Data records:
-=-=-=-=-
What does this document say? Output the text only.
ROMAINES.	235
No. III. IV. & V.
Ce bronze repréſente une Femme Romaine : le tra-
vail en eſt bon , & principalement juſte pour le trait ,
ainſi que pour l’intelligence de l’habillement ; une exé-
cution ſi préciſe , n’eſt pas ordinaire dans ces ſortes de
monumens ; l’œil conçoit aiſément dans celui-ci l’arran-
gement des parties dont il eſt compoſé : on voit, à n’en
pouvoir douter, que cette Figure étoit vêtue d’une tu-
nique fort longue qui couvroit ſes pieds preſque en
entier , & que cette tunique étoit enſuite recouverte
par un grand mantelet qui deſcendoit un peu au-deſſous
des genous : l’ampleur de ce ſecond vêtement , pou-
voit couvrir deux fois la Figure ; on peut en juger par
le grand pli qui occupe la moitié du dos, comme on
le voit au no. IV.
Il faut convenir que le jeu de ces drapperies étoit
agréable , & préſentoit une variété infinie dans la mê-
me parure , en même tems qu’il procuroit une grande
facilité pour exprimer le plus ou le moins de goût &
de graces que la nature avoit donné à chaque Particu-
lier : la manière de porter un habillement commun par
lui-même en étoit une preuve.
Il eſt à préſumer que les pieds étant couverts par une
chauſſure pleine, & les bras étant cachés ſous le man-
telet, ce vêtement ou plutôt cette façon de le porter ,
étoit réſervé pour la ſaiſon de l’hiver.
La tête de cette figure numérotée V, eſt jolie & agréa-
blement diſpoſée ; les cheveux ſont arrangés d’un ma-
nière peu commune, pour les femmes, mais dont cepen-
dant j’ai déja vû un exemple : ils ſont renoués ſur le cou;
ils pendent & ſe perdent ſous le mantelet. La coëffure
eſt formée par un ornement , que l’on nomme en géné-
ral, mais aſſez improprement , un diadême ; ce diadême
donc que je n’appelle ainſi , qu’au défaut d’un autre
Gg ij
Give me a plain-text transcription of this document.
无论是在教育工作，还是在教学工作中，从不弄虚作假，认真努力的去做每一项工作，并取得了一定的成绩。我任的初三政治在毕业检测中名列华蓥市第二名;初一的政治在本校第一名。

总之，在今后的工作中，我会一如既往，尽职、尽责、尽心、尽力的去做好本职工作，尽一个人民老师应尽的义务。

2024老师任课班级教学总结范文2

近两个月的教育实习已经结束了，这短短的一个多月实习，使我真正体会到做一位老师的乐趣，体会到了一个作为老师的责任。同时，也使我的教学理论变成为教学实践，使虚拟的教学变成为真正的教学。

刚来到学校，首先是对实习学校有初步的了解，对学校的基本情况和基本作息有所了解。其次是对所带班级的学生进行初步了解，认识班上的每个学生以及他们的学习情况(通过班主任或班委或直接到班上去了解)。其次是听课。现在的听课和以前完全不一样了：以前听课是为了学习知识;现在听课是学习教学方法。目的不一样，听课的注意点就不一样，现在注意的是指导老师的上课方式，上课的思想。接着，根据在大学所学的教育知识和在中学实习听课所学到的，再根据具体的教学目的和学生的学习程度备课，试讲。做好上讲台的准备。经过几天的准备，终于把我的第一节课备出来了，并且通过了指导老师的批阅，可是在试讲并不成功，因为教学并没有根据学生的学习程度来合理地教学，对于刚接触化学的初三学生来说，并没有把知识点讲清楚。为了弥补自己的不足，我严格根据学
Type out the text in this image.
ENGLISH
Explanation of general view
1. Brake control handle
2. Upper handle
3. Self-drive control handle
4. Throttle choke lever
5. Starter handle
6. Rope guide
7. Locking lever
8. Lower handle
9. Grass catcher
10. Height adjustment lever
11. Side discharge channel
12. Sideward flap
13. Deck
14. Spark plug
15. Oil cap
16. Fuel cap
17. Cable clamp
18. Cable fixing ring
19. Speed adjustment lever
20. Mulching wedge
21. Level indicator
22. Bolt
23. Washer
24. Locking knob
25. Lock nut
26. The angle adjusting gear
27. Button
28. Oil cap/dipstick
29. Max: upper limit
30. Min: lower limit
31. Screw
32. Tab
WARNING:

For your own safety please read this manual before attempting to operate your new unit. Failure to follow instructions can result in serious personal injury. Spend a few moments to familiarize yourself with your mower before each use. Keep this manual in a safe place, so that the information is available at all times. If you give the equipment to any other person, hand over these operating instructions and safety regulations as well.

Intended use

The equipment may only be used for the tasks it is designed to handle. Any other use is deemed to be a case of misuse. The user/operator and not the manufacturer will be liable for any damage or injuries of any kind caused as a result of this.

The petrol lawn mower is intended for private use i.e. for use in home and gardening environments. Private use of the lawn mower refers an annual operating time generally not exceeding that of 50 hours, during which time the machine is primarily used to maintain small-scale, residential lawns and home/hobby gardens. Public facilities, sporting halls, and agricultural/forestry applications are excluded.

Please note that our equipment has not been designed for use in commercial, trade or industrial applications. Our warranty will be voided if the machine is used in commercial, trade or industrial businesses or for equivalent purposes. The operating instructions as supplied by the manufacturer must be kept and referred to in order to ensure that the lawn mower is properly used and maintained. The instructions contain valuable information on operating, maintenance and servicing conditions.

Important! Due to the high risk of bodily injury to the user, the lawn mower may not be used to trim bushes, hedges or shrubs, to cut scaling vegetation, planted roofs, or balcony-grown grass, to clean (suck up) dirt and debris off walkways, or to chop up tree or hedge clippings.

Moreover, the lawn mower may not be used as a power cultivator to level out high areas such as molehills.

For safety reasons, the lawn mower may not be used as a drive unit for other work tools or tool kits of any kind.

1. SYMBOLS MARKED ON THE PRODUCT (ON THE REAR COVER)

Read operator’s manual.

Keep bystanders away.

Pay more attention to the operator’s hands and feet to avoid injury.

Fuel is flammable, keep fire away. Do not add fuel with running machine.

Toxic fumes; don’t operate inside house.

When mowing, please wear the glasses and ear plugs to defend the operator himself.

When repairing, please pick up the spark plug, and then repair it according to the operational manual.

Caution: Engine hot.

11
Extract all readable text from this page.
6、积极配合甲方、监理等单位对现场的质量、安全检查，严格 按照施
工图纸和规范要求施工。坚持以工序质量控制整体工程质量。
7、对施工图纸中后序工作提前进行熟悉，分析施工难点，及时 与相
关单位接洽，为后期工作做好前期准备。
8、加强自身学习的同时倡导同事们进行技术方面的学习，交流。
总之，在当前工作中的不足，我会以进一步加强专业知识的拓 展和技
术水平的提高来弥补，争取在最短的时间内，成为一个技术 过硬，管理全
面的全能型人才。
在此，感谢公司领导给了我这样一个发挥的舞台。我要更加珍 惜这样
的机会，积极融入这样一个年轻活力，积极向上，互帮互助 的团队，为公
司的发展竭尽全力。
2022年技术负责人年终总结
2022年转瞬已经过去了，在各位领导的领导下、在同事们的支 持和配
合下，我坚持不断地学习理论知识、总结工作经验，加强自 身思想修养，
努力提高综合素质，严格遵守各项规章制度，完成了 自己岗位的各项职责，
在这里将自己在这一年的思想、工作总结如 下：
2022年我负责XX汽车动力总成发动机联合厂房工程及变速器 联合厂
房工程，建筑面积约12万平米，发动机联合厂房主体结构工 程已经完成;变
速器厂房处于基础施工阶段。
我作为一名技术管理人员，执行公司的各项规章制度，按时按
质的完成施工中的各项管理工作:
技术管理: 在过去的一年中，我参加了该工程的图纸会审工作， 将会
-=-=-=-=-
▶ [TASK INSTRUCTIONS]: Determine how many lines of the data contain "mantelet" and give nothing but that number.

▶ [FULL SOLUTION]: 2